**What to work on**
Pull each line holding "gear" out of the entries below.

**Data items**
━━━━━━━━━━
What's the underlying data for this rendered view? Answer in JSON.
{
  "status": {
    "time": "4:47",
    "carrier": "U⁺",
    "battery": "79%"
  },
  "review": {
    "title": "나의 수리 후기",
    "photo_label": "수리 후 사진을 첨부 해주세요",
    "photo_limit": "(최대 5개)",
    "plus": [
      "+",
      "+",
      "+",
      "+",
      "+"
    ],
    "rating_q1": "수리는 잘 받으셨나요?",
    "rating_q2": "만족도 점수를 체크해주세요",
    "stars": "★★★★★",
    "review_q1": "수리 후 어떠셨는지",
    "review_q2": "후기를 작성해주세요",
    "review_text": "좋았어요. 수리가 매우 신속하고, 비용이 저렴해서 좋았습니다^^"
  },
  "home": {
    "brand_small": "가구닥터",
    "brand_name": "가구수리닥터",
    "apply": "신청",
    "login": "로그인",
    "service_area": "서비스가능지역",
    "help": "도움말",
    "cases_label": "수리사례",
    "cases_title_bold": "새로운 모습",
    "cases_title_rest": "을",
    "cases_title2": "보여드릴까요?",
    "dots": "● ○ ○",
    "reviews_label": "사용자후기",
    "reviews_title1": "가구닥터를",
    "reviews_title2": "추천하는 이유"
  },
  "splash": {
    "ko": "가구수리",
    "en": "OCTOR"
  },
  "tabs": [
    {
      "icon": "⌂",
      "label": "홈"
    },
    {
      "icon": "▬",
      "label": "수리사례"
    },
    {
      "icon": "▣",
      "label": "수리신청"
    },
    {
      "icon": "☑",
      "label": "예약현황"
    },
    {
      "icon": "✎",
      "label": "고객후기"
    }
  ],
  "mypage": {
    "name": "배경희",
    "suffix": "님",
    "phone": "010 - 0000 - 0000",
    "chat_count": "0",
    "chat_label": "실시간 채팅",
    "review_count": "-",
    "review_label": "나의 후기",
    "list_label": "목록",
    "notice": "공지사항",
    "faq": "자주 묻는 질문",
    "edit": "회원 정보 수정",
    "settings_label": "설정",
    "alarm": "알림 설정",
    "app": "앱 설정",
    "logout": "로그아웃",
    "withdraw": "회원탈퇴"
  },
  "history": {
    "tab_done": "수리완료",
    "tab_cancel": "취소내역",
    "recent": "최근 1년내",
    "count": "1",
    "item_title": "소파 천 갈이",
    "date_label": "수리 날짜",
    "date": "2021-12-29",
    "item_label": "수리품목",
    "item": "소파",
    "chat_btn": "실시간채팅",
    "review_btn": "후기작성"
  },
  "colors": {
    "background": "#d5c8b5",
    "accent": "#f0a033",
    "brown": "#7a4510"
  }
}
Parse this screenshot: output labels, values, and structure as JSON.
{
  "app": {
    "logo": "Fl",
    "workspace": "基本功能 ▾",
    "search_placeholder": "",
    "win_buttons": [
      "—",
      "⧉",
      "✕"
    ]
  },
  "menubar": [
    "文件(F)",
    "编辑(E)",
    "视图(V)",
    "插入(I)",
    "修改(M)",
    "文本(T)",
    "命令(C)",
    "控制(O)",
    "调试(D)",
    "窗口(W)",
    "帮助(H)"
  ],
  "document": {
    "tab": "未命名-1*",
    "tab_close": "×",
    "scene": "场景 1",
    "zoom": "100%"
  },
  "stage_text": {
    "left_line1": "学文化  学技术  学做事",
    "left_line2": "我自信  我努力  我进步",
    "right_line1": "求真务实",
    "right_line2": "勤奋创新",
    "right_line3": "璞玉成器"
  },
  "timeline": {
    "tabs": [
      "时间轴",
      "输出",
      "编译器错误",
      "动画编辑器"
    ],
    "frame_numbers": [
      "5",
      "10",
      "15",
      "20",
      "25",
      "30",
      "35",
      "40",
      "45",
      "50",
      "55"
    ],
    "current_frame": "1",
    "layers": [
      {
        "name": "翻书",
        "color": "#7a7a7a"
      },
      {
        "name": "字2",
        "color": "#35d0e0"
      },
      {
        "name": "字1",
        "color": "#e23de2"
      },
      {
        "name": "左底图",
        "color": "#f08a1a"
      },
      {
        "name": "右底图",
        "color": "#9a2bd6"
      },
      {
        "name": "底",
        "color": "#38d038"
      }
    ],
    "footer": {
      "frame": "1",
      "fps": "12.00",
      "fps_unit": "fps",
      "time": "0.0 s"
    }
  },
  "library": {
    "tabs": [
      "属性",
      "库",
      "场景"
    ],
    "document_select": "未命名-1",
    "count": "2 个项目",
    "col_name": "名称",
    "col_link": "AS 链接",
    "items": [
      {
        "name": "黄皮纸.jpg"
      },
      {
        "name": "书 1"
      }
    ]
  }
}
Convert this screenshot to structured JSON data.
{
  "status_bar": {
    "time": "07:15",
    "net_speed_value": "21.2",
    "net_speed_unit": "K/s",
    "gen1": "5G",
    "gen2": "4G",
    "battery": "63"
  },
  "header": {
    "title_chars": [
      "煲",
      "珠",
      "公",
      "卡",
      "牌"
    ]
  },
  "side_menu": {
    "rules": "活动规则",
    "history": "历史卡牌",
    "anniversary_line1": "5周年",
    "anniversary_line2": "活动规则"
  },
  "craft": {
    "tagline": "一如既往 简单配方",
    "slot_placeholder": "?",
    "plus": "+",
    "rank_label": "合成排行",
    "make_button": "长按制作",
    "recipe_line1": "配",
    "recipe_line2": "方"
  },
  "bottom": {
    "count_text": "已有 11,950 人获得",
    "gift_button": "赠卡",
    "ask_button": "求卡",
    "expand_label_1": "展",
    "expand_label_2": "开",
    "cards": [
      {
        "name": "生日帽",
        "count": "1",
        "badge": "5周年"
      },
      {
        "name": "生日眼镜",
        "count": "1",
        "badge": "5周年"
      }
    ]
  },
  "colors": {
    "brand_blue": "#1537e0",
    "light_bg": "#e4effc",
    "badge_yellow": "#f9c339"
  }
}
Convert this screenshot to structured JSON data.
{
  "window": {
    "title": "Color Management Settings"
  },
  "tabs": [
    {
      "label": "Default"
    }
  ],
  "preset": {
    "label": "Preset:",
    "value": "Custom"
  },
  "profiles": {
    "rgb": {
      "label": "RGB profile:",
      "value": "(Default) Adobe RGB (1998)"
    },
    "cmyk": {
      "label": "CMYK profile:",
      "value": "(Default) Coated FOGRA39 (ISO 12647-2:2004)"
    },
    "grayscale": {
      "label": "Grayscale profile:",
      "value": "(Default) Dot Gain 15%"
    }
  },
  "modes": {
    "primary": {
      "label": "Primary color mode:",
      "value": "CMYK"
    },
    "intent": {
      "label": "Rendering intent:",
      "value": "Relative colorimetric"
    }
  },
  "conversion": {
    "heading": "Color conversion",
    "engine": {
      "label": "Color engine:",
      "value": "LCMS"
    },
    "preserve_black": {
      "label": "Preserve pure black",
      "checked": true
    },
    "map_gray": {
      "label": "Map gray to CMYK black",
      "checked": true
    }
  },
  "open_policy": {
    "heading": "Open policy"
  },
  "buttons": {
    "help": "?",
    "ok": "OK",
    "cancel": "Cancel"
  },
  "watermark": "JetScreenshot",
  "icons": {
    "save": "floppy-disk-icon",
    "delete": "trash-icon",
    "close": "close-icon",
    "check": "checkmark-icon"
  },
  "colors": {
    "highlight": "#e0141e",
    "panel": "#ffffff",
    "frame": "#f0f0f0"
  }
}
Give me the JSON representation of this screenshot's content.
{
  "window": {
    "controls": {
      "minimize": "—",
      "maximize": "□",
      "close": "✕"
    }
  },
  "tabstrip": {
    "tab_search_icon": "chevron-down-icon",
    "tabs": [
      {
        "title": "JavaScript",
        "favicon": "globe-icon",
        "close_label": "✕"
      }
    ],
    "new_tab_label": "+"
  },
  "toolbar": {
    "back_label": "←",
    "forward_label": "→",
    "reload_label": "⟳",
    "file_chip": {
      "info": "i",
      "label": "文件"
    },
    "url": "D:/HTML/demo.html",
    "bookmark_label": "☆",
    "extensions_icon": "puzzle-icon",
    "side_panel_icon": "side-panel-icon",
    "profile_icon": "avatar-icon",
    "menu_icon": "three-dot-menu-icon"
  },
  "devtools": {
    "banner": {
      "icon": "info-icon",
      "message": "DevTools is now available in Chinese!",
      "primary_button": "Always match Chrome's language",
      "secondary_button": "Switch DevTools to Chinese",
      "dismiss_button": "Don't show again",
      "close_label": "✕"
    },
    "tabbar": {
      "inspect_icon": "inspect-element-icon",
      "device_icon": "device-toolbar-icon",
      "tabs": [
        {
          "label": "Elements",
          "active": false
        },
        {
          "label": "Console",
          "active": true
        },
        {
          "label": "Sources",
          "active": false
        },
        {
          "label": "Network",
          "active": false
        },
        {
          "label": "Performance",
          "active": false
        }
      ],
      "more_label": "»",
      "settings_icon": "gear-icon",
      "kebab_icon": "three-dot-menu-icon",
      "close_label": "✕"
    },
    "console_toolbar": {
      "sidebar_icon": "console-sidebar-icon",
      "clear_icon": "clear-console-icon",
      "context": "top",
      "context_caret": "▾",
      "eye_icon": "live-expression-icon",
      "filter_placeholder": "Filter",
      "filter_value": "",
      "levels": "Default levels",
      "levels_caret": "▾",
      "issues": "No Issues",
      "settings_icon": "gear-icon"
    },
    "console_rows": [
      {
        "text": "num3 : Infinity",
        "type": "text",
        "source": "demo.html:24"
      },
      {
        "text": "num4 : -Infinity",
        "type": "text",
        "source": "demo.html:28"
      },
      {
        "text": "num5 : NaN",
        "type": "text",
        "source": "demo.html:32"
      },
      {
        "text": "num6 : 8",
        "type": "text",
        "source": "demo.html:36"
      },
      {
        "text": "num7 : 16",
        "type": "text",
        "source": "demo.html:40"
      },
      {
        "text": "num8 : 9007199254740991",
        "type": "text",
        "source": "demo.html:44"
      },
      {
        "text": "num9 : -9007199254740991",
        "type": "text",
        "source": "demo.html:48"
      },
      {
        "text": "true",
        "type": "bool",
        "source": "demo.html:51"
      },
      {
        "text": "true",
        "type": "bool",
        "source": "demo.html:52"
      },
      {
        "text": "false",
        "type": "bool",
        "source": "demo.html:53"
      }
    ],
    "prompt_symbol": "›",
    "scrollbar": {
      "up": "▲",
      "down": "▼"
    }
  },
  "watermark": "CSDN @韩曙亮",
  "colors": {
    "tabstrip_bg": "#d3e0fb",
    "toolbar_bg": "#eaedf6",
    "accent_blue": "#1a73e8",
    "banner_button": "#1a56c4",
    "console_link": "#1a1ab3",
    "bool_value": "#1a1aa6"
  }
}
━━━━━━━━━━
**Problem solution**
      "settings_icon": "gear-icon",
      "settings_icon": "gear-icon"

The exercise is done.